Task:
Filter the listing and keep only the lines with the word "volume".

Data:
** Begin **
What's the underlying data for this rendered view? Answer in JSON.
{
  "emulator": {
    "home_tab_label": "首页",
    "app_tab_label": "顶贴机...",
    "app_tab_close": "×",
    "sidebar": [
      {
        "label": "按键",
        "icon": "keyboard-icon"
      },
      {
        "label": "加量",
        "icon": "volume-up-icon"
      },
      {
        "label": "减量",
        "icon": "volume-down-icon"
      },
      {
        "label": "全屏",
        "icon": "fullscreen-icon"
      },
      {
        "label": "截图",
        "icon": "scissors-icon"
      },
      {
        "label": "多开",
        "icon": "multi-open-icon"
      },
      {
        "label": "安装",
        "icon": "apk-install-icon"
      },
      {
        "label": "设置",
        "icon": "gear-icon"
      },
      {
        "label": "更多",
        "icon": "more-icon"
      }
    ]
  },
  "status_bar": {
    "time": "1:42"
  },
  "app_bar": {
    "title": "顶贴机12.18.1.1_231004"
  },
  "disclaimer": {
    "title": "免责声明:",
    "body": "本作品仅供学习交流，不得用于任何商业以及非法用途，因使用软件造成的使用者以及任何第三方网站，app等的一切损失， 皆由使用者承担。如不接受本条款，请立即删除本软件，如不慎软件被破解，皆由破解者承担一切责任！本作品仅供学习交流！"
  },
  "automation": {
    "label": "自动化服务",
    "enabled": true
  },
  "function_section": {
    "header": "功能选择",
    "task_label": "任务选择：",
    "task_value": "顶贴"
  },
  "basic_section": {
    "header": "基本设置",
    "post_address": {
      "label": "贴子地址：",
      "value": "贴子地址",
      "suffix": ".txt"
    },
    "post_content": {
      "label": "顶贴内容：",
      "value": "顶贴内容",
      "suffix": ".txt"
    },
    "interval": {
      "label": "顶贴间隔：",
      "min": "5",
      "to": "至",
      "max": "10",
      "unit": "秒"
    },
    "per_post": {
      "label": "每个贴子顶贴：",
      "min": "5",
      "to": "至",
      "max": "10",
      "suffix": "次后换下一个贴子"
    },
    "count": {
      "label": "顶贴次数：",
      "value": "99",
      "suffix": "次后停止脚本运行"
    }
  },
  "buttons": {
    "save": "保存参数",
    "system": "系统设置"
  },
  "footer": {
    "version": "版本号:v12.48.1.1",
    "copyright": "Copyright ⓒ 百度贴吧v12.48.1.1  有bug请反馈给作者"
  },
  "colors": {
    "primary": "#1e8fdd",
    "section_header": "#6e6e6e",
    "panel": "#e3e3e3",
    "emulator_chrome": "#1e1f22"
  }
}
** End **
Response below:
        "icon": "volume-up-icon"
        "icon": "volume-down-icon"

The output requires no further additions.